→ **Text under study**
::::::::
# "Tung oil" finish (varnish) applied to butcher block- can I remove safely?



## repoman (Jan 20, 2012)

Hi- I'm sure this question has been asked before, so forgive me if I'm repeating others.

Purchased a nice Ikea kitchen workspace (w/ unfinished butcher block top). In my absence I told my wife to get a tung oil/linseed oil combo and apply a few coats every other day to get the oil base started (with the intention of converting to just mineral oil down the road).

My wife purchased and applied 2 or 3 coats of Formby's Tung Oil Finish (the varnish, no oil in there) and when I got back in town I discovered the fine plastic-like varnish seal over the wood. 

I really wanted to keep this surface oiled only so we could prep food and block stains from leeching in, but now it has the Formby's "tung oil" varnish on there. Now I'm worried about cutting/gouging the finish and having stains seep under and into the wood.

At this point (w/ 3 coats of the Formby's varnish on it), is there a way to easily remove the existing coats and start fresh w/ mineral oil without making the butcher block look like crap, or should I just stick with what I have on there and reapply as needed?

Alternately I was wondering if in a few months time if I could go ahead w/ mineral oil on top of the (slightly worn) Formby's finish... 

Any help/guidance is much appreciated.

-Chris


----------



## chemmy (Dec 13, 2011)

repoman said:


> Hi- I'm sure this question has been asked before, so forgive me if I'm repeating others.
> 
> Purchased a nice Ikea kitchen workspace (w/ unfinished butcher block top). In my absence I told my wife to get a tung oil/linseed oil combo and apply a few coats every other day to get the oil base started (with the intention of converting to just mineral oil down the road).
::::::::
→ **Set of tasks**
**1)** Reproduce a passage from the butcher block forum thread word for word, starting at the words "Alternately I was" and ending after "(Dec 13, 2011)".
**2)** In the butcher block forum thread, what kind of top came with the Ikea kitchen workspace?
::::::::
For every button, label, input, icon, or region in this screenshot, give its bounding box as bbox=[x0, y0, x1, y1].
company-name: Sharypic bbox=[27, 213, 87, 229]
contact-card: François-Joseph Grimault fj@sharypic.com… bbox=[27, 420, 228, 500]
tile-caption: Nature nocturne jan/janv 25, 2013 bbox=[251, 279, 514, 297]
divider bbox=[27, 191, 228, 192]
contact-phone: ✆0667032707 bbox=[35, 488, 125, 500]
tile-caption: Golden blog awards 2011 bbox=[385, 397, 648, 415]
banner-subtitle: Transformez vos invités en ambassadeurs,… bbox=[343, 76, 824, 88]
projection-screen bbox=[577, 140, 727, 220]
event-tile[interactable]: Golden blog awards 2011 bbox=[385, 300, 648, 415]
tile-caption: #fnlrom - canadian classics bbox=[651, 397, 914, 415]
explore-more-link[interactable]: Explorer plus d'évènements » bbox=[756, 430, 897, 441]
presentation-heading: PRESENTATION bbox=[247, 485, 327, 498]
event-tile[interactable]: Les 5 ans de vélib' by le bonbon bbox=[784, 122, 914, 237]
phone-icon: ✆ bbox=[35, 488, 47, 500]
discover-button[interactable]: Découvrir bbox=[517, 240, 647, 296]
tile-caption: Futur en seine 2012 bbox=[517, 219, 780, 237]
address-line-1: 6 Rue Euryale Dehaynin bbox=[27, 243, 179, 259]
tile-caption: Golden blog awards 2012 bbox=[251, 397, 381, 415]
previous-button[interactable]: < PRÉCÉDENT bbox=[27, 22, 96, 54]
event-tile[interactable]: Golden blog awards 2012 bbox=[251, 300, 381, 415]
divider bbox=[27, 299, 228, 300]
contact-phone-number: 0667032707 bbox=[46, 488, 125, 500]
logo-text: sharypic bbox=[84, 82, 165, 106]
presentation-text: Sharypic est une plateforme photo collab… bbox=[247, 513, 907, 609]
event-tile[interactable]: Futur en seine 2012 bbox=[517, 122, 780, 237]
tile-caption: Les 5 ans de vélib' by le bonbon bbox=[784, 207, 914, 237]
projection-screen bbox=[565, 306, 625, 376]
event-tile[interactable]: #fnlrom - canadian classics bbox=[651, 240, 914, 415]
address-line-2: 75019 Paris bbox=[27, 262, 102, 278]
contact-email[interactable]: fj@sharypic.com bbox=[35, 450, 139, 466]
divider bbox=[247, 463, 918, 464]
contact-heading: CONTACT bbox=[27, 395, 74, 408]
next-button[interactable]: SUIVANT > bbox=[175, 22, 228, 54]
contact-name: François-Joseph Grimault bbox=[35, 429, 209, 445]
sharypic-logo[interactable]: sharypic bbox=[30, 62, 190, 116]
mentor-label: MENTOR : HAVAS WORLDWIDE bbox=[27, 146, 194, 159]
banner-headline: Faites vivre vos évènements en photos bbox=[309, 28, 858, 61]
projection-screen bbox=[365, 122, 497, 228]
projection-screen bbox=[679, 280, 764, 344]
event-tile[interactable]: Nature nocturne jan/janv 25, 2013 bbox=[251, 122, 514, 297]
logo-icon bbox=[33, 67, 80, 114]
::::::::
→ **Your written answers**
**1)**
Alternately I was wondering if in a few months time if I could go ahead w/ mineral oil on top of the (slightly worn) Formby's finish... 

Any help/guidance is much appreciated.

-Chris


----------



## chemmy (Dec 13, 2011)

**2)** An unfinished butcher block top.